-- Begin --
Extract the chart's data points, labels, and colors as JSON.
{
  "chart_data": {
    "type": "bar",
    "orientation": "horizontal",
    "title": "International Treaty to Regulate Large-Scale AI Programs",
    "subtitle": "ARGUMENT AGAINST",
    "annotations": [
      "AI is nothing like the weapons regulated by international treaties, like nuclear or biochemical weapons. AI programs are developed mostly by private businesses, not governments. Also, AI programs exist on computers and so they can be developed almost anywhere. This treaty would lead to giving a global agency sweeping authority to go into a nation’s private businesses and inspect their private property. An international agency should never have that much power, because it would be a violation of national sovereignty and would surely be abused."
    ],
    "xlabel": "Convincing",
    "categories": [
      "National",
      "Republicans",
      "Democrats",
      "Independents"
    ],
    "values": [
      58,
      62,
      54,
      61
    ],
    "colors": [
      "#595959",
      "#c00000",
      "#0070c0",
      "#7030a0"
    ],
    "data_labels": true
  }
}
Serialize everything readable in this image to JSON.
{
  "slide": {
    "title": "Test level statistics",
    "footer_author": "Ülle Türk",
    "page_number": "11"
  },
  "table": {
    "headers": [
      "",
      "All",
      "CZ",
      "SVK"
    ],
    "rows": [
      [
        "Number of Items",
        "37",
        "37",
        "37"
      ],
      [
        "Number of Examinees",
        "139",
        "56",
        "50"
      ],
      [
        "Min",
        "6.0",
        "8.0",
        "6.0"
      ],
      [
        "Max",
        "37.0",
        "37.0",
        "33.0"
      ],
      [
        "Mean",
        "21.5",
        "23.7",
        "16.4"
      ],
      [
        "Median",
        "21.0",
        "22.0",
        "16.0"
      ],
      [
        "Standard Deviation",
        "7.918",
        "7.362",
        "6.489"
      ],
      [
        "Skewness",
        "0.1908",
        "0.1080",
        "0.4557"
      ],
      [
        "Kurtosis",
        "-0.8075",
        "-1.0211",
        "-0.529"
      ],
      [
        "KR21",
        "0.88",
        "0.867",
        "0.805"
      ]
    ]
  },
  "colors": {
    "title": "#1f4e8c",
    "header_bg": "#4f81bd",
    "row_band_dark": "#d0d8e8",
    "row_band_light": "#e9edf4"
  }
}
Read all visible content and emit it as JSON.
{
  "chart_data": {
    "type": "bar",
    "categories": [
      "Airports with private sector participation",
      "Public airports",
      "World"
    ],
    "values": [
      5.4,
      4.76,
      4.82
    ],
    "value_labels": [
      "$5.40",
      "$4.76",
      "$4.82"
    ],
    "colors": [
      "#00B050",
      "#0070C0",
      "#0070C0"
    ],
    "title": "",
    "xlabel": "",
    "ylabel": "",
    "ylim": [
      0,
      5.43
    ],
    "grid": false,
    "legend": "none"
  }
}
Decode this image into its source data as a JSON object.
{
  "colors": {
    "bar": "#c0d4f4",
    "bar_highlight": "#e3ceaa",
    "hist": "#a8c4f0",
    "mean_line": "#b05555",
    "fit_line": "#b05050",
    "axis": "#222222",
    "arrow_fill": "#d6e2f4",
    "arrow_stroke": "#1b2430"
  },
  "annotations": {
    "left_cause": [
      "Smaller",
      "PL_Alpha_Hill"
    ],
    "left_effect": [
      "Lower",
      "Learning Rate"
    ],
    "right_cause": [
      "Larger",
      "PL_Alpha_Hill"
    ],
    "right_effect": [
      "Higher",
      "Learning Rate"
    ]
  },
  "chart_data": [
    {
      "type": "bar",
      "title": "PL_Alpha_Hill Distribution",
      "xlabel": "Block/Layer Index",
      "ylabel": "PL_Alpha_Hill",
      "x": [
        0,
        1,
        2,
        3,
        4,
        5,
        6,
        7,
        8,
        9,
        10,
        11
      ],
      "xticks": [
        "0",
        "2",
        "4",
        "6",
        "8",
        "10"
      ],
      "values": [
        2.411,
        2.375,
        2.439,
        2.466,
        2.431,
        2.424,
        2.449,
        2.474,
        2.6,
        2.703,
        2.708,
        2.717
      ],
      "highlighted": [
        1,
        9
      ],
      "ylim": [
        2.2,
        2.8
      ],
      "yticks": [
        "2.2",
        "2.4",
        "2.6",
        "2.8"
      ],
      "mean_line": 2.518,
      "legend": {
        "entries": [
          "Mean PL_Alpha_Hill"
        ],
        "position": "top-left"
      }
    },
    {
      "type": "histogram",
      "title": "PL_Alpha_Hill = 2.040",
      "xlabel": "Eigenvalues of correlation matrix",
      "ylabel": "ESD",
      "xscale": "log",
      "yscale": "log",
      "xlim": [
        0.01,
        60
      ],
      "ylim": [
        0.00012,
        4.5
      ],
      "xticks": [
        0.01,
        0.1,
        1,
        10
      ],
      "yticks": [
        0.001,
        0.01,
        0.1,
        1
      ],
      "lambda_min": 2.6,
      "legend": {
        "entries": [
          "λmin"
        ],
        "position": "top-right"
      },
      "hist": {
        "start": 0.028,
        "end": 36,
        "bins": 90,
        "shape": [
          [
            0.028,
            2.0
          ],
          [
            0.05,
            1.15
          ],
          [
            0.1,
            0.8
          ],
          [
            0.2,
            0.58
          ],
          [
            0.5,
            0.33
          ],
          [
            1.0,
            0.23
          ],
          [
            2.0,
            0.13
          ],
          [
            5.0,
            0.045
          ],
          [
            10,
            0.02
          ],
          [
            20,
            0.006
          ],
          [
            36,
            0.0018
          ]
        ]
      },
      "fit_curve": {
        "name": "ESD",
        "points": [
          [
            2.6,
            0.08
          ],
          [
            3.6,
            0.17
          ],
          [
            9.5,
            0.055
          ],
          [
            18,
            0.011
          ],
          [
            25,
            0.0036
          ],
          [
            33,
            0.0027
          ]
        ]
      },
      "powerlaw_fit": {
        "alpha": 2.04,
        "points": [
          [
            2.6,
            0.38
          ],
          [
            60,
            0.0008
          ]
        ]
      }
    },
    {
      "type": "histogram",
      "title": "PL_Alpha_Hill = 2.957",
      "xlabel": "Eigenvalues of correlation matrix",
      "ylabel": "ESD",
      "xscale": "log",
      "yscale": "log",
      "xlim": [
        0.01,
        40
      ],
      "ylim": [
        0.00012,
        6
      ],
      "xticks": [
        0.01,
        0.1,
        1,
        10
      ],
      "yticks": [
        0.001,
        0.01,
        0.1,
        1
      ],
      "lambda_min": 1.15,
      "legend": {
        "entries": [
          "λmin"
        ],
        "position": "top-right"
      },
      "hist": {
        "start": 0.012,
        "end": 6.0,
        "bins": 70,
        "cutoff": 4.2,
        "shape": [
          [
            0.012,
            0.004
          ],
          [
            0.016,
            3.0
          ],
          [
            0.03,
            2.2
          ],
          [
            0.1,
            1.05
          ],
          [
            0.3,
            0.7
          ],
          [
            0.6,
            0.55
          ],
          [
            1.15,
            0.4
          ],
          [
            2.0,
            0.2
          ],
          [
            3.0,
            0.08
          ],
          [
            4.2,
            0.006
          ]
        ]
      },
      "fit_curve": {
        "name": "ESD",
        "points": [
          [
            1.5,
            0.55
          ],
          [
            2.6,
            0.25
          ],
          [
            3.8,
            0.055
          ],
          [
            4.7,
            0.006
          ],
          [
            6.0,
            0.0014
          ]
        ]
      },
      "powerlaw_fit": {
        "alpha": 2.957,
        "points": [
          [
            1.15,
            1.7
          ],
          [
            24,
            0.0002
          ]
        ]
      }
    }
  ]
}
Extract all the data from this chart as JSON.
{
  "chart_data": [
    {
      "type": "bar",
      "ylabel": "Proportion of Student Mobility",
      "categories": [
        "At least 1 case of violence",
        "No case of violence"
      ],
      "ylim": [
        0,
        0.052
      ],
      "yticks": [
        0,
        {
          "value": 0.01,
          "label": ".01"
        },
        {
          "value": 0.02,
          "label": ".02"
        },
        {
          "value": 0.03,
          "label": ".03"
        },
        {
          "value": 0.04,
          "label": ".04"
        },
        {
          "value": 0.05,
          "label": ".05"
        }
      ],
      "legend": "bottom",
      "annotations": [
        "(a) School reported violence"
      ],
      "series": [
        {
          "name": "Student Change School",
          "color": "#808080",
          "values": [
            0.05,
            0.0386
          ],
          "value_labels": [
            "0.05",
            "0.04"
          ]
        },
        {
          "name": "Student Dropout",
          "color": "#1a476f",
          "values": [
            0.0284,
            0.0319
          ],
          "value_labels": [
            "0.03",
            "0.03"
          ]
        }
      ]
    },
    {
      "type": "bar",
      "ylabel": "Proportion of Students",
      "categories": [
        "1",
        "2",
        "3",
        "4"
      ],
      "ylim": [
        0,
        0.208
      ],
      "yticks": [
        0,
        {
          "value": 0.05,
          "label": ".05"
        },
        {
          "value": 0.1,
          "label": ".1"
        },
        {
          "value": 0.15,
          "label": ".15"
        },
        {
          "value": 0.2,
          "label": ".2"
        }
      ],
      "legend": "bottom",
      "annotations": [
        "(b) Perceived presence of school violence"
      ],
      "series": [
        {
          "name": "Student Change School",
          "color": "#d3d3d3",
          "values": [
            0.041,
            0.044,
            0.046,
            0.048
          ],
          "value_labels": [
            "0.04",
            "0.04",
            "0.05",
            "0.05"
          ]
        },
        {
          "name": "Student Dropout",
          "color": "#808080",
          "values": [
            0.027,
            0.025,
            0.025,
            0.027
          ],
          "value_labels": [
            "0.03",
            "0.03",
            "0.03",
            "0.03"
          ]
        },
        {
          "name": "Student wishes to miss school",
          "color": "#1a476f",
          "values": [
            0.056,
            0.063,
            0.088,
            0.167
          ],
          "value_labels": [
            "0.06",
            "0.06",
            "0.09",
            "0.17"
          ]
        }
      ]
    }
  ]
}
-- End --
Select and copy every line from the records that includes the word "image".

-- Result of the task --
Serialize everything readable in this image to JSON.
Decode this image into its source data as a JSON object.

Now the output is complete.